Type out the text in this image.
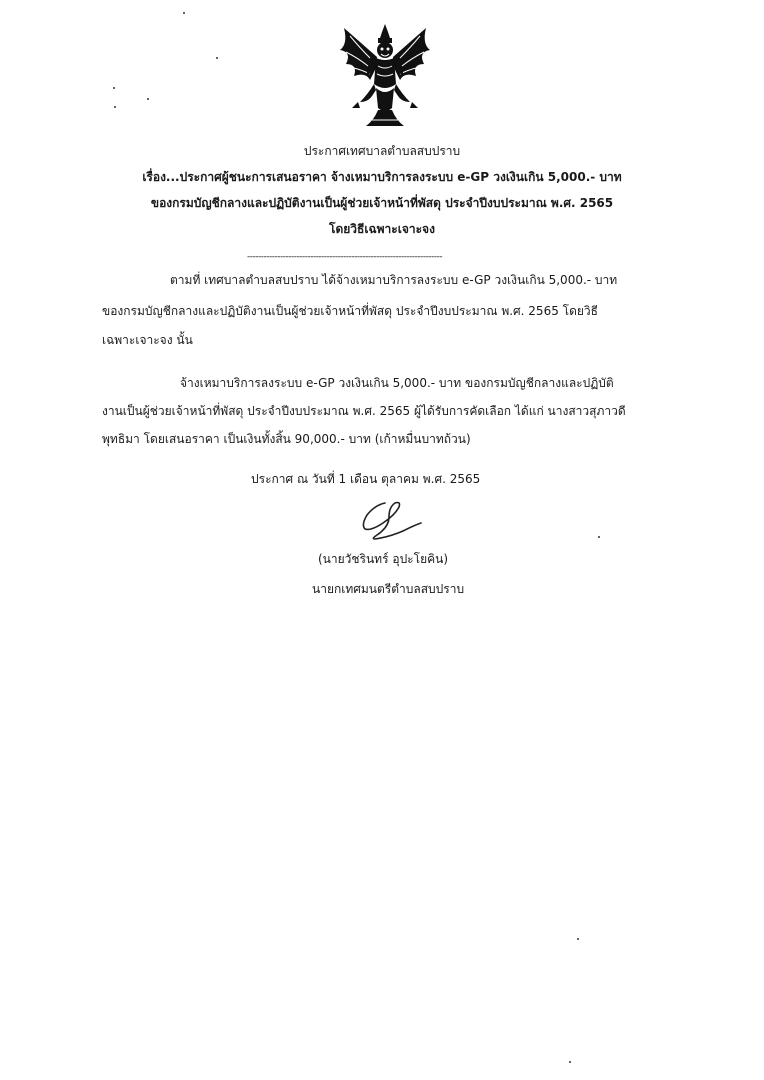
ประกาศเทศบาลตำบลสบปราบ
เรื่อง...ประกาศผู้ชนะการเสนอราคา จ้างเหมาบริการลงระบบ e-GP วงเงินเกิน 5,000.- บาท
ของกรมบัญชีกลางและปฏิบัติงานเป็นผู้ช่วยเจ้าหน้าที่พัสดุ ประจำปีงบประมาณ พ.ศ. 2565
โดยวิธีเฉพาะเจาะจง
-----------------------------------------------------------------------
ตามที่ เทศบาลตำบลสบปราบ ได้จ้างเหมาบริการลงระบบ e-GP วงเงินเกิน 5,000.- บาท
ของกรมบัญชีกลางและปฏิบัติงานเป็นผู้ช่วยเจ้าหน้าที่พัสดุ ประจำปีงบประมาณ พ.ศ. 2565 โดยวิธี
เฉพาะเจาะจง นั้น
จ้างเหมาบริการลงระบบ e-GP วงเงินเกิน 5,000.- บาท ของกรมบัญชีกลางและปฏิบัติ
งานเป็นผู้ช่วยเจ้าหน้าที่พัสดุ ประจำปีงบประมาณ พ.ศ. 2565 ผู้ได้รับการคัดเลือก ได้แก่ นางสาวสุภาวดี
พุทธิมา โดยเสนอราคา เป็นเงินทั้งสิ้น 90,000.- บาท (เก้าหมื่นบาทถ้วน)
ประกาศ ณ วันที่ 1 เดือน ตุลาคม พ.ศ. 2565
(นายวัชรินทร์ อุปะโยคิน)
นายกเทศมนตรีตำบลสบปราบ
★ ★ ★ ★
TO BE DONE: Go through the records and gather the lines that hold "กลางและปฏ".

RESPONSE:
ของกรมบัญชีกลางและปฏิบัติงานเป็นผู้ช่วยเจ้าหน้าที่พัสดุ ประจำปีงบประมาณ พ.ศ. 2565
ของกรมบัญชีกลางและปฏิบัติงานเป็นผู้ช่วยเจ้าหน้าที่พัสดุ ประจำปีงบประมาณ พ.ศ. 2565 โดยวิธี
จ้างเหมาบริการลงระบบ e-GP วงเงินเกิน 5,000.- บาท ของกรมบัญชีกลางและปฏิบัติ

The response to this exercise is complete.